Figure record listings:
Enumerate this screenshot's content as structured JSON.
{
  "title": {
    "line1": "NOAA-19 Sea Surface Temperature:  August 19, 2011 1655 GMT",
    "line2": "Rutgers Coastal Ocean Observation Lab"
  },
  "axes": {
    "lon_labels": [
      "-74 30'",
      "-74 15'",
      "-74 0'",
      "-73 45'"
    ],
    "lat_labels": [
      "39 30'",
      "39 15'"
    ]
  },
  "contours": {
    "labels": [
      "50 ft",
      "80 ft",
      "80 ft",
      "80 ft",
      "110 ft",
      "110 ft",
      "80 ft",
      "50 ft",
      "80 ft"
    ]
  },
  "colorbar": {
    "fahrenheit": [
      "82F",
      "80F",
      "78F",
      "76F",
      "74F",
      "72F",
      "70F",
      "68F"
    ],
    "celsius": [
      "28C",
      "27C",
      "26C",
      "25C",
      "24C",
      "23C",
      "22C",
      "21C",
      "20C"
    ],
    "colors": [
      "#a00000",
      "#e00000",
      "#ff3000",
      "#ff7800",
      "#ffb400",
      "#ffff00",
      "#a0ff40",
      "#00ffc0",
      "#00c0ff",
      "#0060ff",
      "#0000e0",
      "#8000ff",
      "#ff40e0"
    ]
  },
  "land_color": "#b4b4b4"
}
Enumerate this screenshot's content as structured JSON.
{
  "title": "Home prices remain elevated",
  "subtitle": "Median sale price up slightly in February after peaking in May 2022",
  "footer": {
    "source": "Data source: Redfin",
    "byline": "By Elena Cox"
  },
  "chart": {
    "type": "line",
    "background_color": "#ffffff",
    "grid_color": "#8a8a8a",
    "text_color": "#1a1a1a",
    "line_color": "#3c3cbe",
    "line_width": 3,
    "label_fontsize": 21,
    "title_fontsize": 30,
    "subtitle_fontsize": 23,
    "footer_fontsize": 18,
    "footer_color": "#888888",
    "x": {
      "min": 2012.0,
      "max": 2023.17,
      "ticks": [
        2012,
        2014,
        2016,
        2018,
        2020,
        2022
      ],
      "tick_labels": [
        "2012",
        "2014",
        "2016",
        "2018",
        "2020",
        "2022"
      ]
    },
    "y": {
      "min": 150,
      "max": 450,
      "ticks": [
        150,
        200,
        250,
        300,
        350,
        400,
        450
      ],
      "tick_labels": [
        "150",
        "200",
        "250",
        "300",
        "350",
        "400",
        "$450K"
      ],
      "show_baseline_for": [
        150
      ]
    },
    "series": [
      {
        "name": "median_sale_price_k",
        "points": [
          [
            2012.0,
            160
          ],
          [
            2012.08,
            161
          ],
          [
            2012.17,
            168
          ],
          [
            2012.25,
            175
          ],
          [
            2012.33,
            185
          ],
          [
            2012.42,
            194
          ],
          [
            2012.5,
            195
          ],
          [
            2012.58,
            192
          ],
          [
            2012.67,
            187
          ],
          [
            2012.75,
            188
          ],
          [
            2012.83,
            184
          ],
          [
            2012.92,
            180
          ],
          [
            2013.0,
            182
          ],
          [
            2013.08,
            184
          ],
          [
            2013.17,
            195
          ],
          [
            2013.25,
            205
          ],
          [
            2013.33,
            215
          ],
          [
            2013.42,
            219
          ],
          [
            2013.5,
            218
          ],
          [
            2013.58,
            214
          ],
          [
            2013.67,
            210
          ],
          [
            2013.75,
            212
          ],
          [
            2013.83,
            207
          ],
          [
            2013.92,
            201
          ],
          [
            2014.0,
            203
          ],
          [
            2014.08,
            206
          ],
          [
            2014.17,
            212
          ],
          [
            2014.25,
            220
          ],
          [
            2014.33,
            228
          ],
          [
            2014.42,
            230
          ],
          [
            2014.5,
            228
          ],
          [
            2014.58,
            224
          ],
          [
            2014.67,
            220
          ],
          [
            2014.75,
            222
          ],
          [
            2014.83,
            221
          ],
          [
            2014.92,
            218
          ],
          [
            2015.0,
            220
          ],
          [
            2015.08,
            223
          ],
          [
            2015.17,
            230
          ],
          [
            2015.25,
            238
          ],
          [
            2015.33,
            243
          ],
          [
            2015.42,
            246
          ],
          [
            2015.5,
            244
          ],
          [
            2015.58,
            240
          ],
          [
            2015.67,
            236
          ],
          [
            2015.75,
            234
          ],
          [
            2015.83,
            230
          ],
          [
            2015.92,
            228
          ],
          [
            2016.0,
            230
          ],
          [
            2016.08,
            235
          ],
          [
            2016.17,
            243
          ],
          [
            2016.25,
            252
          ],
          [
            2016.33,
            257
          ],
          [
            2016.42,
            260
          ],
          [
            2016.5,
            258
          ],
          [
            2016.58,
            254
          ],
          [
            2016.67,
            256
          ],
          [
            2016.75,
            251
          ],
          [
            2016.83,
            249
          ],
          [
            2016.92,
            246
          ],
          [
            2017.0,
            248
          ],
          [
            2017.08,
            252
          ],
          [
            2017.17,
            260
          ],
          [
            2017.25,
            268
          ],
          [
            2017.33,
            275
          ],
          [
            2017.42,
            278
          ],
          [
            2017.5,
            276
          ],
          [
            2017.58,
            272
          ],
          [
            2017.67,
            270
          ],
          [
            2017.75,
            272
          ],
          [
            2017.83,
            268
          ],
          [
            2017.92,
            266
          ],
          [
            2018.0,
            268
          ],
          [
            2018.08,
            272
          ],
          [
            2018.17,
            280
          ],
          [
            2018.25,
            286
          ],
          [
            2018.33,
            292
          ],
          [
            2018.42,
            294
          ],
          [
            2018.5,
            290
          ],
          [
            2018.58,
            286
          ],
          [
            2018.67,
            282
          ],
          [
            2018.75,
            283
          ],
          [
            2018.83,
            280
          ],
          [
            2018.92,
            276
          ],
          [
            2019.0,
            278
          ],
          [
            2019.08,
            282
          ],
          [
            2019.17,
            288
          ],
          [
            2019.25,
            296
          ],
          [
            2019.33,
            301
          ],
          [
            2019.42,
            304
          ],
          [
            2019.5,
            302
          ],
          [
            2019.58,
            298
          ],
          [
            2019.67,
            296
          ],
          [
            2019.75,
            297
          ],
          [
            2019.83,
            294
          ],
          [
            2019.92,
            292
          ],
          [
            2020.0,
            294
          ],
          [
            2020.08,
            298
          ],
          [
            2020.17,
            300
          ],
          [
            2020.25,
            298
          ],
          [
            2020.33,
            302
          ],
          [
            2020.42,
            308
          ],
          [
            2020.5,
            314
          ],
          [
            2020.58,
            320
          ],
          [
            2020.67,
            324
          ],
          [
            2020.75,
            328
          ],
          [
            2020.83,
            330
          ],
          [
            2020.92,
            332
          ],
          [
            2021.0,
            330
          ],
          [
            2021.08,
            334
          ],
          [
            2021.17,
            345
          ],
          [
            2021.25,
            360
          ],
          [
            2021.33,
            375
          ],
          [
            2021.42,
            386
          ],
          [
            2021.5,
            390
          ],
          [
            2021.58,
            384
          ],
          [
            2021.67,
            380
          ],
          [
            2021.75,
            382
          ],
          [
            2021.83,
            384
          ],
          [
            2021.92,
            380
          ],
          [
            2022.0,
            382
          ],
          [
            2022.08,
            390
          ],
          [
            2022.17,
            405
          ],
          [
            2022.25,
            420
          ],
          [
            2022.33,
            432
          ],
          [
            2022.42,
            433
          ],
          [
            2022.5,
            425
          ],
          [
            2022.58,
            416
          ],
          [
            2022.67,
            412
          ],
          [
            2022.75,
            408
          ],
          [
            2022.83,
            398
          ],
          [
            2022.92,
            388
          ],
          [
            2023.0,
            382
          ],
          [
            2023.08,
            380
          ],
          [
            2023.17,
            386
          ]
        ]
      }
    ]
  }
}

## Goal of the exercise
Take the entries above and transcribe them exactly.

## Answer to the problem
Enumerate this screenshot's content as structured JSON.
{
  "title": {
    "line1": "NOAA-19 Sea Surface Temperature:  August 19, 2011 1655 GMT",
    "line2": "Rutgers Coastal Ocean Observation Lab"
  },
  "axes": {
    "lon_labels": [
      "-74 30'",
      "-74 15'",
      "-74 0'",
      "-73 45'"
    ],
    "lat_labels": [
      "39 30'",
      "39 15'"
    ]
  },
  "contours": {
    "labels": [
      "50 ft",
      "80 ft",
      "80 ft",
      "80 ft",
      "110 ft",
      "110 ft",
      "80 ft",
      "50 ft",
      "80 ft"
    ]
  },
  "colorbar": {
    "fahrenheit": [
      "82F",
      "80F",
      "78F",
      "76F",
      "74F",
      "72F",
      "70F",
      "68F"
    ],
    "celsius": [
      "28C",
      "27C",
      "26C",
      "25C",
      "24C",
      "23C",
      "22C",
      "21C",
      "20C"
    ],
    "colors": [
      "#a00000",
      "#e00000",
      "#ff3000",
      "#ff7800",
      "#ffb400",
      "#ffff00",
      "#a0ff40",
      "#00ffc0",
      "#00c0ff",
      "#0060ff",
      "#0000e0",
      "#8000ff",
      "#ff40e0"
    ]
  },
  "land_color": "#b4b4b4"
}
Enumerate this screenshot's content as structured JSON.
{
  "title": "Home prices remain elevated",
  "subtitle": "Median sale price up slightly in February after peaking in May 2022",
  "footer": {
    "source": "Data source: Redfin",
    "byline": "By Elena Cox"
  },
  "chart": {
    "type": "line",
    "background_color": "#ffffff",
    "grid_color": "#8a8a8a",
    "text_color": "#1a1a1a",
    "line_color": "#3c3cbe",
    "line_width": 3,
    "label_fontsize": 21,
    "title_fontsize": 30,
    "subtitle_fontsize": 23,
    "footer_fontsize": 18,
    "footer_color": "#888888",
    "x": {
      "min": 2012.0,
      "max": 2023.17,
      "ticks": [
        2012,
        2014,
        2016,
        2018,
        2020,
        2022
      ],
      "tick_labels": [
        "2012",
        "2014",
        "2016",
        "2018",
        "2020",
        "2022"
      ]
    },
    "y": {
      "min": 150,
      "max": 450,
      "ticks": [
        150,
        200,
        250,
        300,
        350,
        400,
        450
      ],
      "tick_labels": [
        "150",
        "200",
        "250",
        "300",
        "350",
        "400",
        "$450K"
      ],
      "show_baseline_for": [
        150
      ]
    },
    "series": [
      {
        "name": "median_sale_price_k",
        "points": [
          [
            2012.0,
            160
          ],
          [
            2012.08,
            161
          ],
          [
            2012.17,
            168
          ],
          [
            2012.25,
            175
          ],
          [
            2012.33,
            185
          ],
          [
            2012.42,
            194
          ],
          [
            2012.5,
            195
          ],
          [
            2012.58,
            192
          ],
          [
            2012.67,
            187
          ],
          [
            2012.75,
            188
          ],
          [
            2012.83,
            184
          ],
          [
            2012.92,
            180
          ],
          [
            2013.0,
            182
          ],
          [
            2013.08,
            184
          ],
          [
            2013.17,
            195
          ],
          [
            2013.25,
            205
          ],
          [
            2013.33,
            215
          ],
          [
            2013.42,
            219
          ],
          [
            2013.5,
            218
          ],
          [
            2013.58,
            214
          ],
          [
            2013.67,
            210
          ],
          [
            2013.75,
            212
          ],
          [
            2013.83,
            207
          ],
          [
            2013.92,
            201
          ],
          [
            2014.0,
            203
          ],
          [
            2014.08,
            206
          ],
          [
            2014.17,
            212
          ],
          [
            2014.25,
            220
          ],
          [
            2014.33,
            228
          ],
          [
            2014.42,
            230
          ],
          [
            2014.5,
            228
          ],
          [
            2014.58,
            224
          ],
          [
            2014.67,
            220
          ],
          [
            2014.75,
            222
          ],
          [
            2014.83,
            221
          ],
          [
            2014.92,
            218
          ],
          [
            2015.0,
            220
          ],
          [
            2015.08,
            223
          ],
          [
            2015.17,
            230
          ],
          [
            2015.25,
            238
          ],
          [
            2015.33,
            243
          ],
          [
            2015.42,
            246
          ],
          [
            2015.5,
            244
          ],
          [
            2015.58,
            240
          ],
          [
            2015.67,
            236
          ],
          [
            2015.75,
            234
          ],
          [
            2015.83,
            230
          ],
          [
            2015.92,
            228
          ],
          [
            2016.0,
            230
          ],
          [
            2016.08,
            235
          ],
          [
            2016.17,
            243
          ],
          [
            2016.25,
            252
          ],
          [
            2016.33,
            257
          ],
          [
            2016.42,
            260
          ],
          [
            2016.5,
            258
          ],
          [
            2016.58,
            254
          ],
          [
            2016.67,
            256
          ],
          [
            2016.75,
            251
          ],
          [
            2016.83,
            249
          ],
          [
            2016.92,
            246
          ],
          [
            2017.0,
            248
          ],
          [
            2017.08,
            252
          ],
          [
            2017.17,
            260
          ],
          [
            2017.25,
            268
          ],
          [
            2017.33,
            275
          ],
          [
            2017.42,
            278
          ],
          [
            2017.5,
            276
          ],
          [
            2017.58,
            272
          ],
          [
            2017.67,
            270
          ],
          [
            2017.75,
            272
          ],
          [
            2017.83,
            268
          ],
          [
            2017.92,
            266
          ],
          [
            2018.0,
            268
          ],
          [
            2018.08,
            272
          ],
          [
            2018.17,
            280
          ],
          [
            2018.25,
            286
          ],
          [
            2018.33,
            292
          ],
          [
            2018.42,
            294
          ],
          [
            2018.5,
            290
          ],
          [
            2018.58,
            286
          ],
          [
            2018.67,
            282
          ],
          [
            2018.75,
            283
          ],
          [
            2018.83,
            280
          ],
          [
            2018.92,
            276
          ],
          [
            2019.0,
            278
          ],
          [
            2019.08,
            282
          ],
          [
            2019.17,
            288
          ],
          [
            2019.25,
            296
          ],
          [
            2019.33,
            301
          ],
          [
            2019.42,
            304
          ],
          [
            2019.5,
            302
          ],
          [
            2019.58,
            298
          ],
          [
            2019.67,
            296
          ],
          [
            2019.75,
            297
          ],
          [
            2019.83,
            294
          ],
          [
            2019.92,
            292
          ],
          [
            2020.0,
            294
          ],
          [
            2020.08,
            298
          ],
          [
            2020.17,
            300
          ],
          [
            2020.25,
            298
          ],
          [
            2020.33,
            302
          ],
          [
            2020.42,
            308
          ],
          [
            2020.5,
            314
          ],
          [
            2020.58,
            320
          ],
          [
            2020.67,
            324
          ],
          [
            2020.75,
            328
          ],
          [
            2020.83,
            330
          ],
          [
            2020.92,
            332
          ],
          [
            2021.0,
            330
          ],
          [
            2021.08,
            334
          ],
          [
            2021.17,
            345
          ],
          [
            2021.25,
            360
          ],
          [
            2021.33,
            375
          ],
          [
            2021.42,
            386
          ],
          [
            2021.5,
            390
          ],
          [
            2021.58,
            384
          ],
          [
            2021.67,
            380
          ],
          [
            2021.75,
            382
          ],
          [
            2021.83,
            384
          ],
          [
            2021.92,
            380
          ],
          [
            2022.0,
            382
          ],
          [
            2022.08,
            390
          ],
          [
            2022.17,
            405
          ],
          [
            2022.25,
            420
          ],
          [
            2022.33,
            432
          ],
          [
            2022.42,
            433
          ],
          [
            2022.5,
            425
          ],
          [
            2022.58,
            416
          ],
          [
            2022.67,
            412
          ],
          [
            2022.75,
            408
          ],
          [
            2022.83,
            398
          ],
          [
            2022.92,
            388
          ],
          [
            2023.0,
            382
          ],
          [
            2023.08,
            380
          ],
          [
            2023.17,
            386
          ]
        ]
      }
    ]
  }
}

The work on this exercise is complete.